[BEGIN]

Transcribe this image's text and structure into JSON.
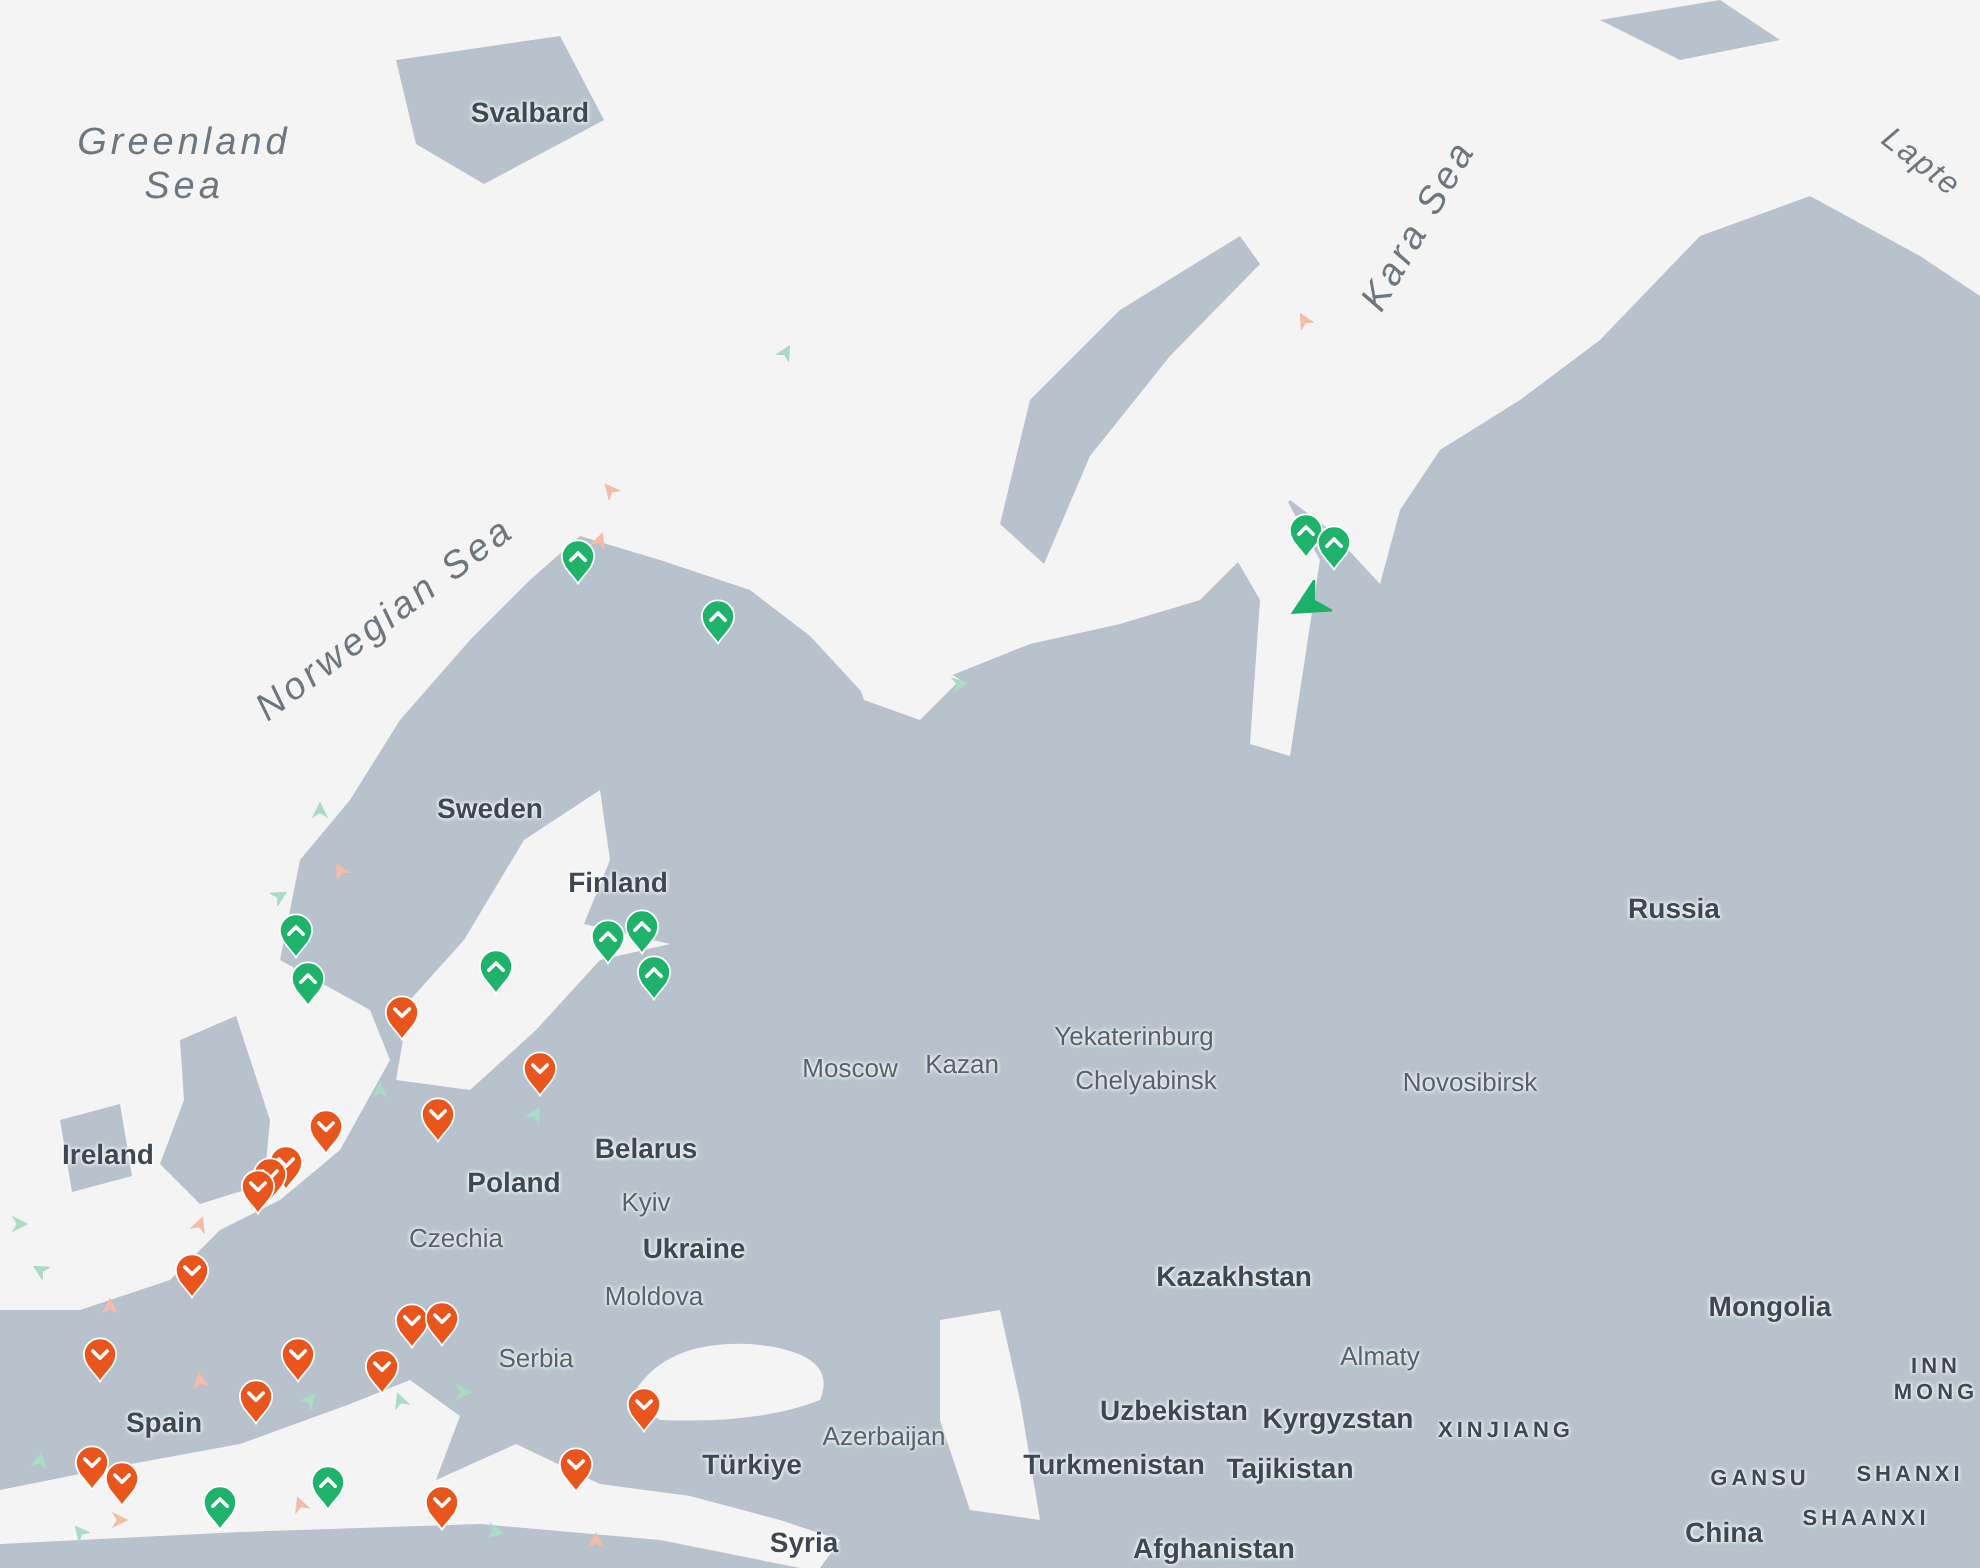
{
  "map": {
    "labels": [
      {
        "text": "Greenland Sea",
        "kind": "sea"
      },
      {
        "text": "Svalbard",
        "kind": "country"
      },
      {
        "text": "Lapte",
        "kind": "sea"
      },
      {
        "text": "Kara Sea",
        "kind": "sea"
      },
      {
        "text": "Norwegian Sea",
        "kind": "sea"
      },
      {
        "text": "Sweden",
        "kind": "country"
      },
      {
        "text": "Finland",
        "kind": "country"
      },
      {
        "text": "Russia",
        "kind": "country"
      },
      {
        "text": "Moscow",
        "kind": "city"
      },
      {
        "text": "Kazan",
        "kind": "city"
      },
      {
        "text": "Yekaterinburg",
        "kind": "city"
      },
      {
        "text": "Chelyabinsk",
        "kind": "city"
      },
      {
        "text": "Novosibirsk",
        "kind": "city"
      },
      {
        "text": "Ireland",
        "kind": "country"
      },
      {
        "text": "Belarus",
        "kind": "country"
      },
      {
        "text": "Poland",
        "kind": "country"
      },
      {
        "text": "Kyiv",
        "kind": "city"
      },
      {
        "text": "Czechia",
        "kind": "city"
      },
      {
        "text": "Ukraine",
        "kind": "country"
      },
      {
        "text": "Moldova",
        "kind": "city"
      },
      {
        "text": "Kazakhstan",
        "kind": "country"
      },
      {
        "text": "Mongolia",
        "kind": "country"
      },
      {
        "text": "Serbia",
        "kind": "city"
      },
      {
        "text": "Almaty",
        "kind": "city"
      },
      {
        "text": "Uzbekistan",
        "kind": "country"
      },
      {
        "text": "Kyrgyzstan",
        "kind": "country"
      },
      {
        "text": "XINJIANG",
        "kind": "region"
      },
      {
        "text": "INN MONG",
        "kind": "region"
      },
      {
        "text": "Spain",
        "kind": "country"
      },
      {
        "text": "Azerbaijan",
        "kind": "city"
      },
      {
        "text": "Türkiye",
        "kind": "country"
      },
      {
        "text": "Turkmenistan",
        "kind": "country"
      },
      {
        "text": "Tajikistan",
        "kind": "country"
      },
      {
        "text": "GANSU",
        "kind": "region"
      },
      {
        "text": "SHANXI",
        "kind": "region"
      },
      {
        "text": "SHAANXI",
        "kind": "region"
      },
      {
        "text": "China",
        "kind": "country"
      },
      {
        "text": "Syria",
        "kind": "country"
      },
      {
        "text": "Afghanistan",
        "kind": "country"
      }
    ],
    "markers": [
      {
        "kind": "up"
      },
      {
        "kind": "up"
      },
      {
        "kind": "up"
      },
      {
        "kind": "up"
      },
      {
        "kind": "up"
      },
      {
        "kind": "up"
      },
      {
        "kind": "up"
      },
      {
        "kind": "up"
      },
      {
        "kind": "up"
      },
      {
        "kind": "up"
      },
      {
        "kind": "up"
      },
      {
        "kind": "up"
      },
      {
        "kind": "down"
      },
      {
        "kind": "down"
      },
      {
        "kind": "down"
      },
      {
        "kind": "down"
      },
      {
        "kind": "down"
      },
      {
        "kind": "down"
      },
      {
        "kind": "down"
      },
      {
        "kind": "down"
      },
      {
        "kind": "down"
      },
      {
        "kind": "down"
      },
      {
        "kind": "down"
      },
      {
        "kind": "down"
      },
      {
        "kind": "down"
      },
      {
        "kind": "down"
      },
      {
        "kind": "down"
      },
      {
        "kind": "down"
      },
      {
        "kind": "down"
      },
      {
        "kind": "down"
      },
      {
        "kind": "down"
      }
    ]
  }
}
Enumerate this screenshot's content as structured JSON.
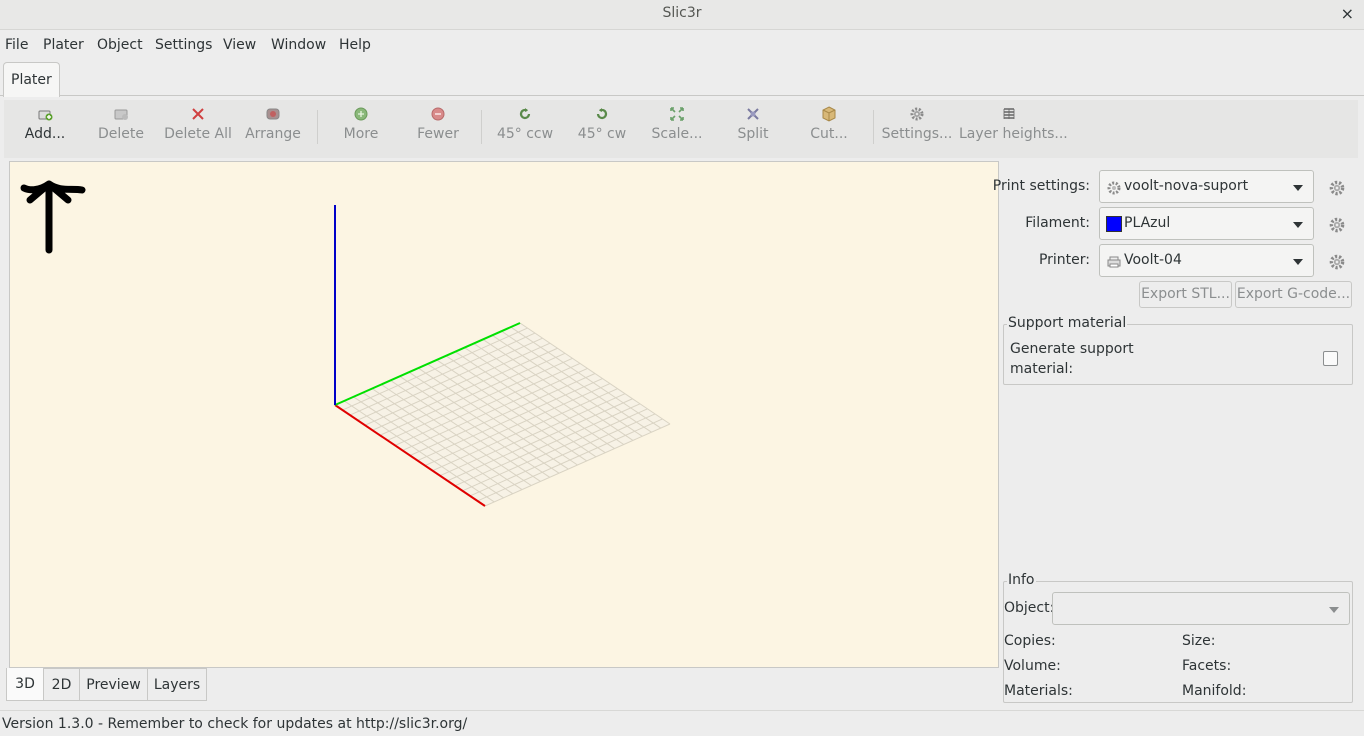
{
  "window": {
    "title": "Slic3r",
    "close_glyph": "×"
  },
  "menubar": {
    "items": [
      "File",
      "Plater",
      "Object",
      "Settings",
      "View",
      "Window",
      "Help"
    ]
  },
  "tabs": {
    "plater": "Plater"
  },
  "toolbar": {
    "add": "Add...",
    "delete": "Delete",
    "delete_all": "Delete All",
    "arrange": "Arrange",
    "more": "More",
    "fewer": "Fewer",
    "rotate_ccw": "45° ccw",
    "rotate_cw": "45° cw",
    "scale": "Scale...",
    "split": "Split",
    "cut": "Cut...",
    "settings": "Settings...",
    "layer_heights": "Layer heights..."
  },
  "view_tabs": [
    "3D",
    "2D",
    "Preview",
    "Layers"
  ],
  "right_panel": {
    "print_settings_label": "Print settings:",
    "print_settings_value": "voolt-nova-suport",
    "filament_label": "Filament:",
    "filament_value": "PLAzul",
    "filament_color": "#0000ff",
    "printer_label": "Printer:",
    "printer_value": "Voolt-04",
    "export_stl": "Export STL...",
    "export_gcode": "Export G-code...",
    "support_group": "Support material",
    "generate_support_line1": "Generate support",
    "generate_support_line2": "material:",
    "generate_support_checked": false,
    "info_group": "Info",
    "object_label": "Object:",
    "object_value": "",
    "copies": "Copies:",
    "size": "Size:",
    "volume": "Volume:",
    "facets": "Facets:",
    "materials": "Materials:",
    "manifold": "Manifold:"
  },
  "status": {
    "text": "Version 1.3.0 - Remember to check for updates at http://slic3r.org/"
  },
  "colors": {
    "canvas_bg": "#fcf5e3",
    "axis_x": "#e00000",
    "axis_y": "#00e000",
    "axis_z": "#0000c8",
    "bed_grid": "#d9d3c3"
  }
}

[END]

### Aim
Transcribe the listing in full. Omit the pictures and keep every line exact.

### Result of the task
Transcribe this image's text and structure into JSON.
{
  "map": {
    "labels": [
      {
        "text": "Greenland Sea",
        "kind": "sea"
      },
      {
        "text": "Svalbard",
        "kind": "country"
      },
      {
        "text": "Lapte",
        "kind": "sea"
      },
      {
        "text": "Kara Sea",
        "kind": "sea"
      },
      {
        "text": "Norwegian Sea",
        "kind": "sea"
      },
      {
        "text": "Sweden",
        "kind": "country"
      },
      {
        "text": "Finland",
        "kind": "country"
      },
      {
        "text": "Russia",
        "kind": "country"
      },
      {
        "text": "Moscow",
        "kind": "city"
      },
      {
        "text": "Kazan",
        "kind": "city"
      },
      {
        "text": "Yekaterinburg",
        "kind": "city"
      },
      {
        "text": "Chelyabinsk",
        "kind": "city"
      },
      {
        "text": "Novosibirsk",
        "kind": "city"
      },
      {
        "text": "Ireland",
        "kind": "country"
      },
      {
        "text": "Belarus",
        "kind": "country"
      },
      {
        "text": "Poland",
        "kind": "country"
      },
      {
        "text": "Kyiv",
        "kind": "city"
      },
      {
        "text": "Czechia",
        "kind": "city"
      },
      {
        "text": "Ukraine",
        "kind": "country"
      },
      {
        "text": "Moldova",
        "kind": "city"
      },
      {
        "text": "Kazakhstan",
        "kind": "country"
      },
      {
        "text": "Mongolia",
        "kind": "country"
      },
      {
        "text": "Serbia",
        "kind": "city"
      },
      {
        "text": "Almaty",
        "kind": "city"
      },
      {
        "text": "Uzbekistan",
        "kind": "country"
      },
      {
        "text": "Kyrgyzstan",
        "kind": "country"
      },
      {
        "text": "XINJIANG",
        "kind": "region"
      },
      {
        "text": "INN MONG",
        "kind": "region"
      },
      {
        "text": "Spain",
        "kind": "country"
      },
      {
        "text": "Azerbaijan",
        "kind": "city"
      },
      {
        "text": "Türkiye",
        "kind": "country"
      },
      {
        "text": "Turkmenistan",
        "kind": "country"
      },
      {
        "text": "Tajikistan",
        "kind": "country"
      },
      {
        "text": "GANSU",
        "kind": "region"
      },
      {
        "text": "SHANXI",
        "kind": "region"
      },
      {
        "text": "SHAANXI",
        "kind": "region"
      },
      {
        "text": "China",
        "kind": "country"
      },
      {
        "text": "Syria",
        "kind": "country"
      },
      {
        "text": "Afghanistan",
        "kind": "country"
      }
    ],
    "markers": [
      {
        "kind": "up"
      },
      {
        "kind": "up"
      },
      {
        "kind": "up"
      },
      {
        "kind": "up"
      },
      {
        "kind": "up"
      },
      {
        "kind": "up"
      },
      {
        "kind": "up"
      },
      {
        "kind": "up"
      },
      {
        "kind": "up"
      },
      {
        "kind": "up"
      },
      {
        "kind": "up"
      },
      {
        "kind": "up"
      },
      {
        "kind": "down"
      },
      {
        "kind": "down"
      },
      {
        "kind": "down"
      },
      {
        "kind": "down"
      },
      {
        "kind": "down"
      },
      {
        "kind": "down"
      },
      {
        "kind": "down"
      },
      {
        "kind": "down"
      },
      {
        "kind": "down"
      },
      {
        "kind": "down"
      },
      {
        "kind": "down"
      },
      {
        "kind": "down"
      },
      {
        "kind": "down"
      },
      {
        "kind": "down"
      },
      {
        "kind": "down"
      },
      {
        "kind": "down"
      },
      {
        "kind": "down"
      },
      {
        "kind": "down"
      },
      {
        "kind": "down"
      }
    ]
  }
}
Enumerate this screenshot's content as structured JSON.
{
  "window": {
    "title": "Slic3r",
    "close_glyph": "×"
  },
  "menubar": {
    "items": [
      "File",
      "Plater",
      "Object",
      "Settings",
      "View",
      "Window",
      "Help"
    ]
  },
  "tabs": {
    "plater": "Plater"
  },
  "toolbar": {
    "add": "Add...",
    "delete": "Delete",
    "delete_all": "Delete All",
    "arrange": "Arrange",
    "more": "More",
    "fewer": "Fewer",
    "rotate_ccw": "45° ccw",
    "rotate_cw": "45° cw",
    "scale": "Scale...",
    "split": "Split",
    "cut": "Cut...",
    "settings": "Settings...",
    "layer_heights": "Layer heights..."
  },
  "view_tabs": [
    "3D",
    "2D",
    "Preview",
    "Layers"
  ],
  "right_panel": {
    "print_settings_label": "Print settings:",
    "print_settings_value": "voolt-nova-suport",
    "filament_label": "Filament:",
    "filament_value": "PLAzul",
    "filament_color": "#0000ff",
    "printer_label": "Printer:",
    "printer_value": "Voolt-04",
    "export_stl": "Export STL...",
    "export_gcode": "Export G-code...",
    "support_group": "Support material",
    "generate_support_line1": "Generate support",
    "generate_support_line2": "material:",
    "generate_support_checked": false,
    "info_group": "Info",
    "object_label": "Object:",
    "object_value": "",
    "copies": "Copies:",
    "size": "Size:",
    "volume": "Volume:",
    "facets": "Facets:",
    "materials": "Materials:",
    "manifold": "Manifold:"
  },
  "status": {
    "text": "Version 1.3.0 - Remember to check for updates at http://slic3r.org/"
  },
  "colors": {
    "canvas_bg": "#fcf5e3",
    "axis_x": "#e00000",
    "axis_y": "#00e000",
    "axis_z": "#0000c8",
    "bed_grid": "#d9d3c3"
  }
}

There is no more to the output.